◆ The problem
Copy the full set of lines exactly as given.

--- START OF Supplied data ---

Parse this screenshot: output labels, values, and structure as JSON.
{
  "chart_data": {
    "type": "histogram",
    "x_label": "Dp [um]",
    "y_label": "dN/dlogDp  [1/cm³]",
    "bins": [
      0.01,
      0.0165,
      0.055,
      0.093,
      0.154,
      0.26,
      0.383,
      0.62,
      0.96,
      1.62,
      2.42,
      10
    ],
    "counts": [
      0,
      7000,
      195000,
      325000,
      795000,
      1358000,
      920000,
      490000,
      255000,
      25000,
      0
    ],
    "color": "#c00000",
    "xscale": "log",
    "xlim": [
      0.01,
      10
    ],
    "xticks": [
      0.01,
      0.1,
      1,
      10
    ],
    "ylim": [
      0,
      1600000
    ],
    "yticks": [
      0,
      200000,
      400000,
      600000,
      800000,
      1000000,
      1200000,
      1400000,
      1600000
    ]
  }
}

--- END OF Supplied data ---

◆ Exercise result
Parse this screenshot: output labels, values, and structure as JSON.
{
  "chart_data": {
    "type": "histogram",
    "x_label": "Dp [um]",
    "y_label": "dN/dlogDp  [1/cm³]",
    "bins": [
      0.01,
      0.0165,
      0.055,
      0.093,
      0.154,
      0.26,
      0.383,
      0.62,
      0.96,
      1.62,
      2.42,
      10
    ],
    "counts": [
      0,
      7000,
      195000,
      325000,
      795000,
      1358000,
      920000,
      490000,
      255000,
      25000,
      0
    ],
    "color": "#c00000",
    "xscale": "log",
    "xlim": [
      0.01,
      10
    ],
    "xticks": [
      0.01,
      0.1,
      1,
      10
    ],
    "ylim": [
      0,
      1600000
    ],
    "yticks": [
      0,
      200000,
      400000,
      600000,
      800000,
      1000000,
      1200000,
      1400000,
      1600000
    ]
  }
}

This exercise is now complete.